[SHORT TASK] Among the lines below, how many carry the string "endogen"? Reply with a number and nothing else.

[GIVEN RECORDS]
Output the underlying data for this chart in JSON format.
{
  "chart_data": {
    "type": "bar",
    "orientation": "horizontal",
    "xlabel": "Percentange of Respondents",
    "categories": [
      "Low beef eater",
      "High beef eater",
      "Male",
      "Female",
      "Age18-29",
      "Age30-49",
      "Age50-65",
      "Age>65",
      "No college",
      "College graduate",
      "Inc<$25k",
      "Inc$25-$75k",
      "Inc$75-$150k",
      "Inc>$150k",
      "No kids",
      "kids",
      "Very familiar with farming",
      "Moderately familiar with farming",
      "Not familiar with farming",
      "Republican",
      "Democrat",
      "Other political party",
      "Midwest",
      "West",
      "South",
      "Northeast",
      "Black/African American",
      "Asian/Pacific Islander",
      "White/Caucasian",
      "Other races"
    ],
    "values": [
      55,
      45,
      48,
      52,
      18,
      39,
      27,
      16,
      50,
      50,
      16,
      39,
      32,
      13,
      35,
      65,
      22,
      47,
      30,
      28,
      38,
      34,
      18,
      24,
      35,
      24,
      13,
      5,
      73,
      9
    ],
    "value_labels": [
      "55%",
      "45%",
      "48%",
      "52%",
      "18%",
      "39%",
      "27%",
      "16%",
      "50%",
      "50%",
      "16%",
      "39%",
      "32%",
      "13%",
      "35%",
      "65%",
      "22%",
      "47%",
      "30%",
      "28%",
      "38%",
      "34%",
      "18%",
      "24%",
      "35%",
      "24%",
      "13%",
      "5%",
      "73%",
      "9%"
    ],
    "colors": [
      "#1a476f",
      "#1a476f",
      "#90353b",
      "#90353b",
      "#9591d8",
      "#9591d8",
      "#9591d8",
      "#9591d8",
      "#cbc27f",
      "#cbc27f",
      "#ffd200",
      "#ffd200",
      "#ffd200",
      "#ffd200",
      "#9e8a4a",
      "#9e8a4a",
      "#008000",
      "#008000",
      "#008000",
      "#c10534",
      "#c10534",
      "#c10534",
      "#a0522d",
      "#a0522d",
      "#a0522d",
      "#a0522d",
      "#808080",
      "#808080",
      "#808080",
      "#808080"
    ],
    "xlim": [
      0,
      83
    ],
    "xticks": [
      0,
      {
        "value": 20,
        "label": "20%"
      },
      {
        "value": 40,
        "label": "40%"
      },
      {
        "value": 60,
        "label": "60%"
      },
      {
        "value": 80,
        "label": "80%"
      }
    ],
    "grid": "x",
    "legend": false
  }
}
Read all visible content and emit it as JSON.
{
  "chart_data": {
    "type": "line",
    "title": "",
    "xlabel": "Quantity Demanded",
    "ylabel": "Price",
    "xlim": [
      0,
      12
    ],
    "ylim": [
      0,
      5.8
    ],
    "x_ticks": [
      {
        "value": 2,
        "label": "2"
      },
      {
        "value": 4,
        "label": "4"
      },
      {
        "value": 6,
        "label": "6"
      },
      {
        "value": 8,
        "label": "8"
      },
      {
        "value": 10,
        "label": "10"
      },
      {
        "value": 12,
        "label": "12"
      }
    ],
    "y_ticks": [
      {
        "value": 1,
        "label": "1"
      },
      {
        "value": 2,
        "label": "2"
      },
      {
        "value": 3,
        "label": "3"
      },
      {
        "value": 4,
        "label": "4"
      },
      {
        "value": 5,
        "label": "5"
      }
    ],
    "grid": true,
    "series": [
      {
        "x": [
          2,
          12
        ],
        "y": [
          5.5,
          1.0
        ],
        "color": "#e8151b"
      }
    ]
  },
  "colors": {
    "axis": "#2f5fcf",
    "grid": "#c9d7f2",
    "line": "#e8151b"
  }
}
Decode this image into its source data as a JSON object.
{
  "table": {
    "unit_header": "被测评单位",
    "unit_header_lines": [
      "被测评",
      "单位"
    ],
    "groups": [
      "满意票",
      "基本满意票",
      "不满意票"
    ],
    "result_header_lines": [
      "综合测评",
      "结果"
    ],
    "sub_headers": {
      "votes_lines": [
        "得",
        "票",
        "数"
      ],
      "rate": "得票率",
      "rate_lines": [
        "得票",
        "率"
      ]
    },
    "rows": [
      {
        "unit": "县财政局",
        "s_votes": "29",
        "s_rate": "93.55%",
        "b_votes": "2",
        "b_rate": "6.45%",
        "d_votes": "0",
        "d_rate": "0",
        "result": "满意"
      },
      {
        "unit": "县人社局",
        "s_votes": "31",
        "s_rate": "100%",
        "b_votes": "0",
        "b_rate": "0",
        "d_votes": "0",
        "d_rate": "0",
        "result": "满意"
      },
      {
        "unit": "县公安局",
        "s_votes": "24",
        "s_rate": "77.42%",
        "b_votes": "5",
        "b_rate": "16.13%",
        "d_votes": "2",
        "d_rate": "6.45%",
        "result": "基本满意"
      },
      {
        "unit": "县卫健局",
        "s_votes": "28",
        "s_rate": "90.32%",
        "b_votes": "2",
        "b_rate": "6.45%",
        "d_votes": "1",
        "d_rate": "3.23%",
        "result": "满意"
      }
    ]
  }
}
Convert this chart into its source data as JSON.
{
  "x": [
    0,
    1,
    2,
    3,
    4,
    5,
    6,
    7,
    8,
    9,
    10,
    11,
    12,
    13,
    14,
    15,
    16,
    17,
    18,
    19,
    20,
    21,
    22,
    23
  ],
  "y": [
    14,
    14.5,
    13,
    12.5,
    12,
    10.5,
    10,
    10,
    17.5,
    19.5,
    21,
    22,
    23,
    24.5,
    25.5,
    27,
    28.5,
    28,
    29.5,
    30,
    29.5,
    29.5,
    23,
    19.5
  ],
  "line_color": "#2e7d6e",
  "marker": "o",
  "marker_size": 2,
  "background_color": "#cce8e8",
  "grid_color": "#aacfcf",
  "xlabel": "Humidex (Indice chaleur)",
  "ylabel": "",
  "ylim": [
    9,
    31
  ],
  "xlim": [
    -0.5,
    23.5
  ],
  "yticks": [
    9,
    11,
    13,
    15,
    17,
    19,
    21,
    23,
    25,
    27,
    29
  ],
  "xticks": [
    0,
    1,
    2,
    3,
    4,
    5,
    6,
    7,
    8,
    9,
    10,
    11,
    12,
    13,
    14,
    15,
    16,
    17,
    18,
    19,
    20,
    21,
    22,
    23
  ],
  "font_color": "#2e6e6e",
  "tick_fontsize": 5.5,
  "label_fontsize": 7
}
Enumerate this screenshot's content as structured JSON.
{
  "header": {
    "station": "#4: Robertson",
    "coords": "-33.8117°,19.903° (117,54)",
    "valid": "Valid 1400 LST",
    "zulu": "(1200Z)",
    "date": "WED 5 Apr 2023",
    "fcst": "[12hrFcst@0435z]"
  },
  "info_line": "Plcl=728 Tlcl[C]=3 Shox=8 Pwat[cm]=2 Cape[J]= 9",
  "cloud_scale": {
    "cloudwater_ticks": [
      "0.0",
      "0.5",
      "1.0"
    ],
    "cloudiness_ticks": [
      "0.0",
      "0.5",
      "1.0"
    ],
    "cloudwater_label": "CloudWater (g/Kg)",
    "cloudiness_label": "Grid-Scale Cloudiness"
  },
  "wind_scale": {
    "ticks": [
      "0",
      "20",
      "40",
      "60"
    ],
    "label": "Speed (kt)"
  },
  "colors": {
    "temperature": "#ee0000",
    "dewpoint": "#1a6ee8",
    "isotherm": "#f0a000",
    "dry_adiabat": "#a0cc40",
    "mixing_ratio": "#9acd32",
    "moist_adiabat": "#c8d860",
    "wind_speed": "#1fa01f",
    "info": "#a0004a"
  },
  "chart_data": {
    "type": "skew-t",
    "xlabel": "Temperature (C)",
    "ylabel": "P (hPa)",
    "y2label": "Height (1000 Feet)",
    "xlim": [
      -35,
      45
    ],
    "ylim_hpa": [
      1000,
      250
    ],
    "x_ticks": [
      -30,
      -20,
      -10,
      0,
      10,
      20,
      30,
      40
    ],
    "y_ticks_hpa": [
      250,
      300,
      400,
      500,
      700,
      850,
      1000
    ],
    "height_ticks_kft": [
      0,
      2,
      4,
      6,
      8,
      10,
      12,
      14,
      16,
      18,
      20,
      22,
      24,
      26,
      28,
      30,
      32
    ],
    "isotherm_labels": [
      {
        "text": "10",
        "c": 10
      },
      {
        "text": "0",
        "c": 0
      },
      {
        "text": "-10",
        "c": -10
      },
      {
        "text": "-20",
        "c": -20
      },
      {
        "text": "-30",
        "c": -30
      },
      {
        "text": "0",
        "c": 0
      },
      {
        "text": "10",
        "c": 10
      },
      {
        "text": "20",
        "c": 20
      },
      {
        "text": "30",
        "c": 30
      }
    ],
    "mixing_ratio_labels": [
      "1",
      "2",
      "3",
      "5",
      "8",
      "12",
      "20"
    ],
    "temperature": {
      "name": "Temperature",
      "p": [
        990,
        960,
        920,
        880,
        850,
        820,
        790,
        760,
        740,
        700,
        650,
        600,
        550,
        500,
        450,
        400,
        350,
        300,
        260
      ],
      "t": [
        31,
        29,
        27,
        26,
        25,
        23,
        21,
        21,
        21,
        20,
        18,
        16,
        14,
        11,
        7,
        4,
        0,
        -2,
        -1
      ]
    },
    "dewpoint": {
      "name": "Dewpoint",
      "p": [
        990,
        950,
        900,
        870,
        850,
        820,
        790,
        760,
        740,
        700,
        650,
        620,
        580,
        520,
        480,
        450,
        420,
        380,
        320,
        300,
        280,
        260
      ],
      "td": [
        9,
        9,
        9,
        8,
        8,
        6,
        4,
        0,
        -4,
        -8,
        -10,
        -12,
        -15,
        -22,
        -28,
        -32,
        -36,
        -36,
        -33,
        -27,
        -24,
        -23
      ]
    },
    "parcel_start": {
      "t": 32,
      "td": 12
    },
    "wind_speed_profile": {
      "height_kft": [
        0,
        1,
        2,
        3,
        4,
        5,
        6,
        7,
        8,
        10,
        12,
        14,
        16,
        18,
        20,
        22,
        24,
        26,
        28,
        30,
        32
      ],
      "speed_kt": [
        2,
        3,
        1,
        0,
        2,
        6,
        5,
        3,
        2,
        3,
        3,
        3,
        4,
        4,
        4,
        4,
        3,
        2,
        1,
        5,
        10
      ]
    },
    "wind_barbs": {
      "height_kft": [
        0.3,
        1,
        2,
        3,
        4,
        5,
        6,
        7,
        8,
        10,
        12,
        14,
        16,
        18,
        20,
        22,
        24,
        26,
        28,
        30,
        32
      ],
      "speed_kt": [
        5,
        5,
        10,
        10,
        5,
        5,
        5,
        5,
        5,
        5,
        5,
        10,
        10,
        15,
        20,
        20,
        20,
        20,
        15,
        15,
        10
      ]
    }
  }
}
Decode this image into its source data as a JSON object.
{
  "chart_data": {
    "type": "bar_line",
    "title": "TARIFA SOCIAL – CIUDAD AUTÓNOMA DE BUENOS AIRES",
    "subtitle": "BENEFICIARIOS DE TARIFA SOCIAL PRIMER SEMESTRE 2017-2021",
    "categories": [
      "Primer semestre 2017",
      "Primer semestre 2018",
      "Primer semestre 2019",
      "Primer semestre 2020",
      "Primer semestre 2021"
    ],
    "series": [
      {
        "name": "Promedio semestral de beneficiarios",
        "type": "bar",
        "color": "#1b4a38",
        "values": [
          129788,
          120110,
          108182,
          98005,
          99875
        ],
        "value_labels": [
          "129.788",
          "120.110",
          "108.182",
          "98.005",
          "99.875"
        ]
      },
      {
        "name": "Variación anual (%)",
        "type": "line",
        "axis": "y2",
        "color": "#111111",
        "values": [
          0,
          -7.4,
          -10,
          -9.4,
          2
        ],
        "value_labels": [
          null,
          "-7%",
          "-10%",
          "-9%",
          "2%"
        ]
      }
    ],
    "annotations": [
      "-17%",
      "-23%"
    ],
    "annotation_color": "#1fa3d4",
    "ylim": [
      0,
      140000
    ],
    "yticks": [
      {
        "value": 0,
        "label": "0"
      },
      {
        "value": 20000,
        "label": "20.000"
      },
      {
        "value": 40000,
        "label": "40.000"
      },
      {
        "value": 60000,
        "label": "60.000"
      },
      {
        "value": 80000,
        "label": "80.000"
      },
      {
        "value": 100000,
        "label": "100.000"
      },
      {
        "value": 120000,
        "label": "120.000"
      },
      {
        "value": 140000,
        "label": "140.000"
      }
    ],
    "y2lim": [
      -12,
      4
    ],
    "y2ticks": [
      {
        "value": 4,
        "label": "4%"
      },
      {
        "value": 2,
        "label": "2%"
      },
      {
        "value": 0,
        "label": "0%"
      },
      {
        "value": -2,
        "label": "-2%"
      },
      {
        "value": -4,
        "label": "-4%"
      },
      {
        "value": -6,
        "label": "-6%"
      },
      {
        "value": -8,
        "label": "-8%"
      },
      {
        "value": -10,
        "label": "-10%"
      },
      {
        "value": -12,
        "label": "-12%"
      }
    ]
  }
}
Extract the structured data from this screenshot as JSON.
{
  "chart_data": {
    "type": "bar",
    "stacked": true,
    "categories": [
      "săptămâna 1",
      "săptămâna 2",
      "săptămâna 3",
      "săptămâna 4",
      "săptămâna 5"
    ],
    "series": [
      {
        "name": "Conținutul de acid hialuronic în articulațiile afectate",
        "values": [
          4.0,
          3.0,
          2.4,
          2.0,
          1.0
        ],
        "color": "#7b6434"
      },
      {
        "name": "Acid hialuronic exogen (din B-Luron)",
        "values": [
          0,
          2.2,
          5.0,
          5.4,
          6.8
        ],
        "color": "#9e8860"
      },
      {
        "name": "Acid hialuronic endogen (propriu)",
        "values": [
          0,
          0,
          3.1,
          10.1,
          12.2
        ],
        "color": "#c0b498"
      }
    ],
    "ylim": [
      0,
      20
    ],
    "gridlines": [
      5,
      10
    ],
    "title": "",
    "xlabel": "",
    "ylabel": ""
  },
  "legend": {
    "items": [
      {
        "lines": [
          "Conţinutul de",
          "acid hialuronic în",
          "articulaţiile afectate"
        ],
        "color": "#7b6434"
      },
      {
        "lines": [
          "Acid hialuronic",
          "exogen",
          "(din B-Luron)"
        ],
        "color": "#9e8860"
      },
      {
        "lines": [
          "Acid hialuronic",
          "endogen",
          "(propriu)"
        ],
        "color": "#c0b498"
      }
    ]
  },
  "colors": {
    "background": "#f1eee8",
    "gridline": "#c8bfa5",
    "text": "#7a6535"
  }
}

[RESULT OF THE EXERCISE] 2